▶ Required task
Rewrite the rows from the very first line through the line containing "Point <box>75 703 97 717</box>" as a JSON list of strings, with one string per line and blank lines omitted.

═════ Provided entries

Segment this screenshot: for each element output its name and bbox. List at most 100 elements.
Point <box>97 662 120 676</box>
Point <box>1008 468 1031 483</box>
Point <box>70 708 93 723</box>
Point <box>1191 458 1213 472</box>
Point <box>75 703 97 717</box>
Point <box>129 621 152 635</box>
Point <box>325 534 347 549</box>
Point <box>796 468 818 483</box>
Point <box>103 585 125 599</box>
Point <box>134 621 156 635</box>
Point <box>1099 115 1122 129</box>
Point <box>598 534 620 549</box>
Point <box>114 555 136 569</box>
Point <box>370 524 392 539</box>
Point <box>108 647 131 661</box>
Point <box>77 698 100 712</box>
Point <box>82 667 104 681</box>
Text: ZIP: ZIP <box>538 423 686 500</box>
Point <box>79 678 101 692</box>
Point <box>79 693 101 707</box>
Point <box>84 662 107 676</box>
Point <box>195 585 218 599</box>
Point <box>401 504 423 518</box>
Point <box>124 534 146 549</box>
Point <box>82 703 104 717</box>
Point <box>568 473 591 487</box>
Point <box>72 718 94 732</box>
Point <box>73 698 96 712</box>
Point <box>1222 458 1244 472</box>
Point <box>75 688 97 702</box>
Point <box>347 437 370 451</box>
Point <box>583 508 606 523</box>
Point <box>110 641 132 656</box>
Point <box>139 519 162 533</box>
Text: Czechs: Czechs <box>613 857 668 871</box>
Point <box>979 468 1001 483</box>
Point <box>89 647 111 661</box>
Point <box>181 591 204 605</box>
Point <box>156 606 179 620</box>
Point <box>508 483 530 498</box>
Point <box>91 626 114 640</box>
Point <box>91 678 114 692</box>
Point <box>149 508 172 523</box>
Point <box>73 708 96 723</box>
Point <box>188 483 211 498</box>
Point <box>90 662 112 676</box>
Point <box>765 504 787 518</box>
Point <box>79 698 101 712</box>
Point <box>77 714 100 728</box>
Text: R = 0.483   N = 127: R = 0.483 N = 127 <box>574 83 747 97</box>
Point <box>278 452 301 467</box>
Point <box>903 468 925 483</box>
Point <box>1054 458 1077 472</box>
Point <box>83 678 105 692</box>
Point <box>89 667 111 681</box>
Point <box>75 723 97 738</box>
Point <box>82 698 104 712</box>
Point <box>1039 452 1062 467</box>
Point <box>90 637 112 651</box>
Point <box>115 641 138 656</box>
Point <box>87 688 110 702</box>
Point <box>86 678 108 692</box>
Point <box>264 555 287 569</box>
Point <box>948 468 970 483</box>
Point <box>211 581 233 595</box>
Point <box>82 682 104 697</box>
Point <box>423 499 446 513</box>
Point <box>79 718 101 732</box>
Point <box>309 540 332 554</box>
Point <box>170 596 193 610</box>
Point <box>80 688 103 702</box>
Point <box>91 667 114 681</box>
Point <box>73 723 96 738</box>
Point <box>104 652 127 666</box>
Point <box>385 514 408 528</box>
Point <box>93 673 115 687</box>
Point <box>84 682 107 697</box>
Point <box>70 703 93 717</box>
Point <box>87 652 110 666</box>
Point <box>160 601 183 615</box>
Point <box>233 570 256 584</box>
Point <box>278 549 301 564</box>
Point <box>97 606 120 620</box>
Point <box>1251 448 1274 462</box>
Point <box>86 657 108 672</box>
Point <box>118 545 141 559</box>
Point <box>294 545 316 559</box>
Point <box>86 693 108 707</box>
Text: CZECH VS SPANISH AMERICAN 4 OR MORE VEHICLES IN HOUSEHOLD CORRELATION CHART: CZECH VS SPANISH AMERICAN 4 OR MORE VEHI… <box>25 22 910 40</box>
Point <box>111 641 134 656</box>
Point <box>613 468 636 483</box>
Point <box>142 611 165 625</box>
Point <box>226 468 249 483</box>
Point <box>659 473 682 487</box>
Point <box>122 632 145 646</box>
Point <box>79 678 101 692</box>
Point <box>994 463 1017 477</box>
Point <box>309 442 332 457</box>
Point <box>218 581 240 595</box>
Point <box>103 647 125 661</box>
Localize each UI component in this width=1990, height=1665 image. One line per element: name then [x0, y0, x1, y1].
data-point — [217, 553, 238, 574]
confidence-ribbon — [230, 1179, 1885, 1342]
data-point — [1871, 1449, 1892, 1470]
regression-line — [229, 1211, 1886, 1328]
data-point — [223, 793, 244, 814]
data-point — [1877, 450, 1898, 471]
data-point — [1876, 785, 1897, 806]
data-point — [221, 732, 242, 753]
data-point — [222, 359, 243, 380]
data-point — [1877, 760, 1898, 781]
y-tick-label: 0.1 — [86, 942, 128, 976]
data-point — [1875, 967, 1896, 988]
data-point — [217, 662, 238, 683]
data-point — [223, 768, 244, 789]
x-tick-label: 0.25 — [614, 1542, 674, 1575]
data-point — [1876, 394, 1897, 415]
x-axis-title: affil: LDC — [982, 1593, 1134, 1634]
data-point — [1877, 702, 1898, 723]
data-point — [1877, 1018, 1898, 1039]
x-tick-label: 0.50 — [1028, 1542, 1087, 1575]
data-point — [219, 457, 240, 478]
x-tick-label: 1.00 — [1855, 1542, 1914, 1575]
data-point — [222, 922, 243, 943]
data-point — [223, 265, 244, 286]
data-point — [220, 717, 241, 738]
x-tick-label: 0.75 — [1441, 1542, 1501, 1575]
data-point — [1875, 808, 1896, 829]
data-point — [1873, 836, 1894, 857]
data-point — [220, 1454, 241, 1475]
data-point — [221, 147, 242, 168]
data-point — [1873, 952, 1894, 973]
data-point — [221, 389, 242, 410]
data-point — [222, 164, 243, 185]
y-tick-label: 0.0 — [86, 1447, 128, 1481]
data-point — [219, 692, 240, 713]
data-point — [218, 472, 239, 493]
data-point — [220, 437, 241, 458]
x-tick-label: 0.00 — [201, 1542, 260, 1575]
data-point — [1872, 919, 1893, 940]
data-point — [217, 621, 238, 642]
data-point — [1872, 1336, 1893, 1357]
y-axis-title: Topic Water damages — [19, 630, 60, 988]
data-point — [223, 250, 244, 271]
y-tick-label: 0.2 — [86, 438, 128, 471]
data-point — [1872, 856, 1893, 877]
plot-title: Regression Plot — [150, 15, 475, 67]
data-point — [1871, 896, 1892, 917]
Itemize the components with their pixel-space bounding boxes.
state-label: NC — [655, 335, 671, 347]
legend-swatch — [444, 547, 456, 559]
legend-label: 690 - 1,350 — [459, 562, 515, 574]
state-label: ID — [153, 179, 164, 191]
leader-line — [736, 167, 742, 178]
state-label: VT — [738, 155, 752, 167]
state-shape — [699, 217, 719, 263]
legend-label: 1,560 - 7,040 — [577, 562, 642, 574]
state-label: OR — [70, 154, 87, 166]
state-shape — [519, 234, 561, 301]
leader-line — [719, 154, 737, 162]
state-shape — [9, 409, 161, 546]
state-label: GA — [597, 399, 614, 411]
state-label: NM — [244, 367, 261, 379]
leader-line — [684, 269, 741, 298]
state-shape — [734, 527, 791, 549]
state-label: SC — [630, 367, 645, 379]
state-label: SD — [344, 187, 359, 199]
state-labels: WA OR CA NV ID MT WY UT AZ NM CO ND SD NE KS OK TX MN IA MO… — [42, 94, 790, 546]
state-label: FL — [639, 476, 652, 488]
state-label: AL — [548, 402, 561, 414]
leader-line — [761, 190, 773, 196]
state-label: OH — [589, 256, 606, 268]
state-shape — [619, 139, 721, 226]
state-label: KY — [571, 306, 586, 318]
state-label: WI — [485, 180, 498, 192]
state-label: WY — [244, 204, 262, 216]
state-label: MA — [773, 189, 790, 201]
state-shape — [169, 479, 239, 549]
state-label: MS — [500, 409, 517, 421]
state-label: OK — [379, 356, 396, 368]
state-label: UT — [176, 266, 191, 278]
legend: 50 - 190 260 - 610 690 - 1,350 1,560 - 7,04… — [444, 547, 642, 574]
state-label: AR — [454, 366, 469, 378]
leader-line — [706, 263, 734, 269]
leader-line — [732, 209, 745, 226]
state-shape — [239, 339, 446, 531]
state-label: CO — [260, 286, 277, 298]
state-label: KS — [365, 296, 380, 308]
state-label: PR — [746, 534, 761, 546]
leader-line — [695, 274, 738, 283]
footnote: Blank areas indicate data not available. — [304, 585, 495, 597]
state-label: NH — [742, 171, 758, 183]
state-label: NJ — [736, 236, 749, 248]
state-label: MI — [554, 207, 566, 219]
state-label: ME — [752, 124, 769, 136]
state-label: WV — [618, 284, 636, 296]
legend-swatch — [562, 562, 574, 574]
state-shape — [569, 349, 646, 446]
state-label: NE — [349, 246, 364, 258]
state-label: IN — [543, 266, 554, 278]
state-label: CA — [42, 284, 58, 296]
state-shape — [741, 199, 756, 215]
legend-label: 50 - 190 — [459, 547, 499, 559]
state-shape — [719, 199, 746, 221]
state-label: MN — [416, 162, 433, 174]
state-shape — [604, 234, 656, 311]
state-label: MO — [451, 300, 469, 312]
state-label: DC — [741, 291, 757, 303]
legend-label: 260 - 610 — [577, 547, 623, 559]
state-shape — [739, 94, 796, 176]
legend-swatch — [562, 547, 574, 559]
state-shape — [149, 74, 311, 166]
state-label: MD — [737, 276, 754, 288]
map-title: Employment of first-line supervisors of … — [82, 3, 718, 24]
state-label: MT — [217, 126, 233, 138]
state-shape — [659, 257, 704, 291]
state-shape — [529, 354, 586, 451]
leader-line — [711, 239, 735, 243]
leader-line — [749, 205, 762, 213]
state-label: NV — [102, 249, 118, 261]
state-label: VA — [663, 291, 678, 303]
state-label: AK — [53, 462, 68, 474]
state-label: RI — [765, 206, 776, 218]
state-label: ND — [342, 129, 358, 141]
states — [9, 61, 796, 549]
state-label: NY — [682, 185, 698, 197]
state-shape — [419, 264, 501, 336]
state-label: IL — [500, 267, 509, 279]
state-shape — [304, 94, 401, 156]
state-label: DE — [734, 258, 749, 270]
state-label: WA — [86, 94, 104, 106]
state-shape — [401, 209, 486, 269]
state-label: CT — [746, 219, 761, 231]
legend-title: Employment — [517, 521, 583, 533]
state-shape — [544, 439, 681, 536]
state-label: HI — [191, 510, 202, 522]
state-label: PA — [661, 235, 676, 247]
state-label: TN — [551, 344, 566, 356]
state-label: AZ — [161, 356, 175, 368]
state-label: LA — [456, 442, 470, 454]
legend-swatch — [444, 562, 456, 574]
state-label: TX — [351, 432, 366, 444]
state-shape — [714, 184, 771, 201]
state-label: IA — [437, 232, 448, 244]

══════════

▶ Response to the exercise
[
  "Segment this screenshot: for each element output its name and bbox. List at most 100 elements.",
  "Point <box>97 662 120 676</box>",
  "Point <box>1008 468 1031 483</box>",
  "Point <box>70 708 93 723</box>",
  "Point <box>1191 458 1213 472</box>",
  "Point <box>75 703 97 717</box>"
]